== SUPPLIED PASSAGE ==
▼▼▼
A few months ago I finally had the chance to visit the National Museum of African American History & Culture in D.C. Tickets are free, but they remain in short supply. I have heard many people say that they are waiting to go until the lines to go down. I’m not sure if the lines will go down, so I encourage you not to wait. We were able to get tickets through their same-day timed entry passes, which are available online daily at 6:30 a.m. I was online precisely at 6:30 a.m. and tickets started disappearing immediately. You can also get advance timed entry passes on the first Wednesday of each month. (The current release of passes is for tickets during March 2019.) The museum is open from 10:00am to 5:30pm, and based on the experience of myself and many others, plan to allow yourself at least five to six hours at the museum, which includes time to take a food break at the museum’s incredible Sweet Home Café.
I have a lot to say about the museum, but will limit myself to a few brief comments. Overall, moving from the underground History Galleries up to the highest level of the Cultural Galleries is a devastating, inspiring, and ultimately ecstatic experience. I was reminded anew in an accessible and experiential way of how much I already know—and how much I have to learn—about African American History and Culture.
The biggest tip I would give you is to not miss the Contemplative Court. It is somewhat hidden on the Concourse Level, but be sure to check it out. It’s breathtaking in its power and simplicity.
▲▲▲
== MATERIAL SHOWN ==
▼▼▼
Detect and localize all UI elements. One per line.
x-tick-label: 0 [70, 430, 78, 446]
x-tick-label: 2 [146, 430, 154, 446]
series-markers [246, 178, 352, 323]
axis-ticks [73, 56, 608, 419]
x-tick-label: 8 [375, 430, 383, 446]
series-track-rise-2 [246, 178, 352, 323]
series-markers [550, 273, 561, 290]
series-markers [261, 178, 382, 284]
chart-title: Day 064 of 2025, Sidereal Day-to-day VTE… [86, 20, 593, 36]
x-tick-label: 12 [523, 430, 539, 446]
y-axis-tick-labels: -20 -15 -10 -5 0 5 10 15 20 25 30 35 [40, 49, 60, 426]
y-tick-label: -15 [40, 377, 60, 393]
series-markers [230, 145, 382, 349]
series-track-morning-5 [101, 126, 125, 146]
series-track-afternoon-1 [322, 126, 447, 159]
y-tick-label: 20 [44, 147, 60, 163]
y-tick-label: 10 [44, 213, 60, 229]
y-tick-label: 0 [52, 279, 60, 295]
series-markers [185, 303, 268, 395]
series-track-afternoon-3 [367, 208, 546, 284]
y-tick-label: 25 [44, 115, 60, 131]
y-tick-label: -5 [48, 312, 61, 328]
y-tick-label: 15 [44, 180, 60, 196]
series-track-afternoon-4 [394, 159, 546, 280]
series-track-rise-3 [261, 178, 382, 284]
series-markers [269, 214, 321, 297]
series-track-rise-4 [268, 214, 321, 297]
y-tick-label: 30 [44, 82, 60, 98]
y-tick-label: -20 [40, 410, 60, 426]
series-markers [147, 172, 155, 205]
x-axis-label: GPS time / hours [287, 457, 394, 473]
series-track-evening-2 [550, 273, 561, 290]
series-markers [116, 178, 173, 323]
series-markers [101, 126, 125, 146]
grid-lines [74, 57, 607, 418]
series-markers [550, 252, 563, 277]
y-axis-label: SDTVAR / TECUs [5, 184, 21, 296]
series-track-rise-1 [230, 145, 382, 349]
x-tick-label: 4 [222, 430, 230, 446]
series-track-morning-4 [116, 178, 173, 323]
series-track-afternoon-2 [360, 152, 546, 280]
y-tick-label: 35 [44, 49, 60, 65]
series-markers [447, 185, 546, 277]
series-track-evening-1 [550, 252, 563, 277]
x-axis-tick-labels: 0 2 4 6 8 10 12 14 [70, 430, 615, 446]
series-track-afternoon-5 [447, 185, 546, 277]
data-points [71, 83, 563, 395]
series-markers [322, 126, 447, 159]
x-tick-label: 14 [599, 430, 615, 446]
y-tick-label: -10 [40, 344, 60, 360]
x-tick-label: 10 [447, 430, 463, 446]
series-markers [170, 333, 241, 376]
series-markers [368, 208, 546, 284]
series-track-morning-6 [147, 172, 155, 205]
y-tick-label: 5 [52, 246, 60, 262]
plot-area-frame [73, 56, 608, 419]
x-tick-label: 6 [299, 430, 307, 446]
▲▲▲
== STATED GOAL 1 ==
Answer these from the museum write-up:
(a) At what time each day do the same-day timed entry passes become available online?
(b) On which day are advance timed entry passes released?
(c) On what level of the museum is the Contemplative Court found?
== STATED GOAL 2 ==
According to the museum write-up, why does the writer urge readers not to put off visiting?

== EXERCISE ANSWER 1 ==
(a) 6:30 a.m.
(b) The first Wednesday of each month.
(c) The Concourse Level.

== EXERCISE ANSWER 2 ==
Many people are waiting for the lines to go down before visiting, but the writer isn't sure the lines ever will. Tickets are free but remain in short supply, so waiting may not help.